**WHAT IS REQUIRED**
Write down every entry below once more, exactly.

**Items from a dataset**
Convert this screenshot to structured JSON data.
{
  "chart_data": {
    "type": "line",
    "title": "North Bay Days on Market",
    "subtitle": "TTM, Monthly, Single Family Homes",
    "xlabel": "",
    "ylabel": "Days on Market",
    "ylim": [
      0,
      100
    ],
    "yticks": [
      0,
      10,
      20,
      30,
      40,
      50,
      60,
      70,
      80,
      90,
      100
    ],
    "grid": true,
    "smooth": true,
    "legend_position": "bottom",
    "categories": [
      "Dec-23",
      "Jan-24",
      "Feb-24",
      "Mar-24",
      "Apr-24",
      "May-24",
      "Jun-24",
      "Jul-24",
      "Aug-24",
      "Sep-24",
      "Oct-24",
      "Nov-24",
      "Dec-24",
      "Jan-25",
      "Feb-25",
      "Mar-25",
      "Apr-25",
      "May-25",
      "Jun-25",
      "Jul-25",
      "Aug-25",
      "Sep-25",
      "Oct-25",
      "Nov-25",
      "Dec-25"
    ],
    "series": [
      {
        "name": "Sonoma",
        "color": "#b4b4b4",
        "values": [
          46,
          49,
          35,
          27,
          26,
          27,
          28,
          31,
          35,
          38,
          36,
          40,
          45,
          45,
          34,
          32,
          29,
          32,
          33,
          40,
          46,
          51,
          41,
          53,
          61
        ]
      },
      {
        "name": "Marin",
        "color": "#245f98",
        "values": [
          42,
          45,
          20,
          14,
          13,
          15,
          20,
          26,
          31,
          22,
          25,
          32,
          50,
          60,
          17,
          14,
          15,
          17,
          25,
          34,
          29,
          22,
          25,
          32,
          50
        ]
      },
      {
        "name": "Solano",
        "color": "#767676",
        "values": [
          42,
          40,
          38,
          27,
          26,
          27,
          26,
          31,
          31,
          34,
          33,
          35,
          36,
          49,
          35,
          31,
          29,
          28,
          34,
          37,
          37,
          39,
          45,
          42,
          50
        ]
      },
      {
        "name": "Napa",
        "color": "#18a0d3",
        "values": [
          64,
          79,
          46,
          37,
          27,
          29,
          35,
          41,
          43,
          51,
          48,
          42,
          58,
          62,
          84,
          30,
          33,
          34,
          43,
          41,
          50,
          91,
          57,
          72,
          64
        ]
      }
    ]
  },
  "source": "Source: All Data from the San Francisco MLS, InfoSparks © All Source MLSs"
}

**WRITTEN RESPONSE**
Convert this screenshot to structured JSON data.
{
  "chart_data": {
    "type": "line",
    "title": "North Bay Days on Market",
    "subtitle": "TTM, Monthly, Single Family Homes",
    "xlabel": "",
    "ylabel": "Days on Market",
    "ylim": [
      0,
      100
    ],
    "yticks": [
      0,
      10,
      20,
      30,
      40,
      50,
      60,
      70,
      80,
      90,
      100
    ],
    "grid": true,
    "smooth": true,
    "legend_position": "bottom",
    "categories": [
      "Dec-23",
      "Jan-24",
      "Feb-24",
      "Mar-24",
      "Apr-24",
      "May-24",
      "Jun-24",
      "Jul-24",
      "Aug-24",
      "Sep-24",
      "Oct-24",
      "Nov-24",
      "Dec-24",
      "Jan-25",
      "Feb-25",
      "Mar-25",
      "Apr-25",
      "May-25",
      "Jun-25",
      "Jul-25",
      "Aug-25",
      "Sep-25",
      "Oct-25",
      "Nov-25",
      "Dec-25"
    ],
    "series": [
      {
        "name": "Sonoma",
        "color": "#b4b4b4",
        "values": [
          46,
          49,
          35,
          27,
          26,
          27,
          28,
          31,
          35,
          38,
          36,
          40,
          45,
          45,
          34,
          32,
          29,
          32,
          33,
          40,
          46,
          51,
          41,
          53,
          61
        ]
      },
      {
        "name": "Marin",
        "color": "#245f98",
        "values": [
          42,
          45,
          20,
          14,
          13,
          15,
          20,
          26,
          31,
          22,
          25,
          32,
          50,
          60,
          17,
          14,
          15,
          17,
          25,
          34,
          29,
          22,
          25,
          32,
          50
        ]
      },
      {
        "name": "Solano",
        "color": "#767676",
        "values": [
          42,
          40,
          38,
          27,
          26,
          27,
          26,
          31,
          31,
          34,
          33,
          35,
          36,
          49,
          35,
          31,
          29,
          28,
          34,
          37,
          37,
          39,
          45,
          42,
          50
        ]
      },
      {
        "name": "Napa",
        "color": "#18a0d3",
        "values": [
          64,
          79,
          46,
          37,
          27,
          29,
          35,
          41,
          43,
          51,
          48,
          42,
          58,
          62,
          84,
          30,
          33,
          34,
          43,
          41,
          50,
          91,
          57,
          72,
          64
        ]
      }
    ]
  },
  "source": "Source: All Data from the San Francisco MLS, InfoSparks © All Source MLSs"
}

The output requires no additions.